Data entries
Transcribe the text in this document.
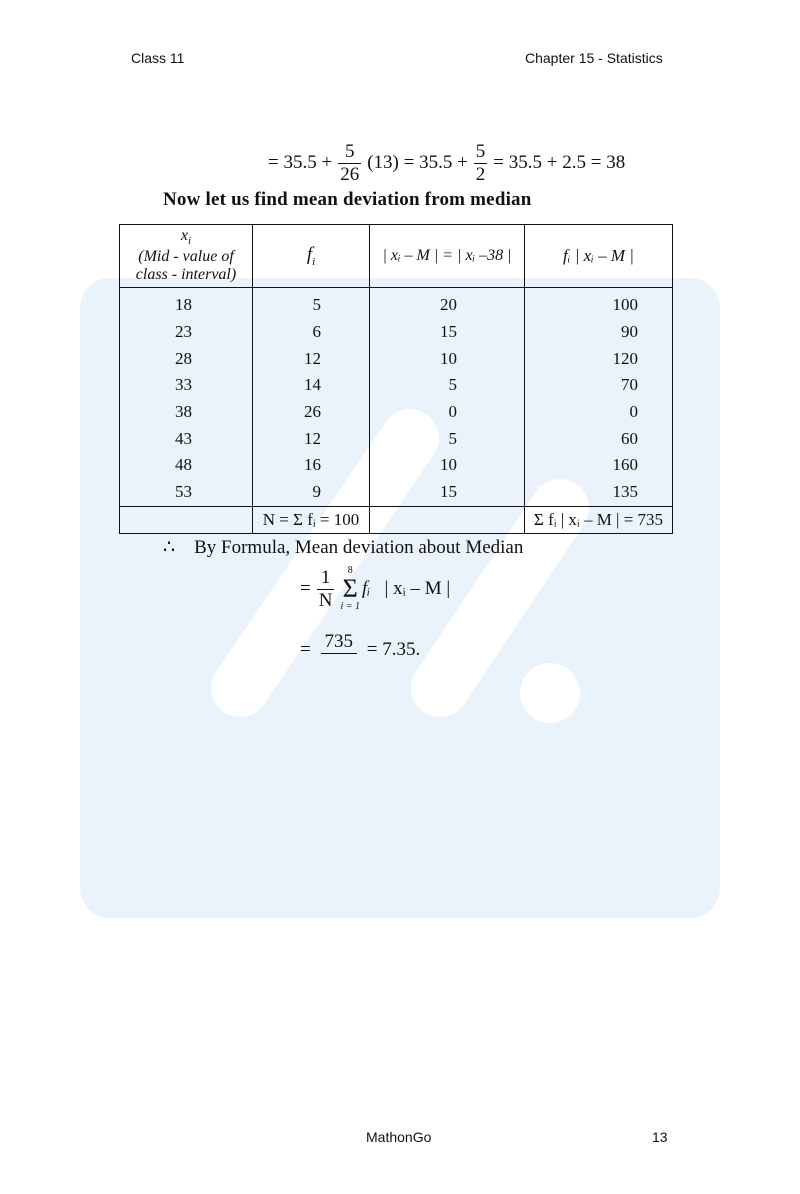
Class 11	Chapter 15 - Statistics
=
35.5
+ $\frac{5}{26} (13)$
=
35.5
+ $\frac{5}{2}$ =
35.5
+
2.5
=
38
Now let us find mean deviation from median
$x_i$
(Mid - value of
class - interval)	$f_i$	| xᵢ – M | = | xᵢ –38 |	fᵢ | xᵢ – M |
18	5	20	100
23	6	15	90
28	12	10	120
33	14	5	70
38	26	0	0
43	12	5	60
48	16	10	160
53	9	15	135
	N = Σ fᵢ = 100		Σ fᵢ | xᵢ – M | = 735
∴ By Formula, Mean deviation about Median
= $\frac{1}{N} 8$
Σ
i = 1
fᵢ
| xᵢ – M |
= 735 =
7.35.
MathonGo	13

REQUIRED WORK
Look through the records and gather every line containing "deviation".

TASK OUTPUT
Now let us find mean deviation from median
∴ By Formula, Mean deviation about Median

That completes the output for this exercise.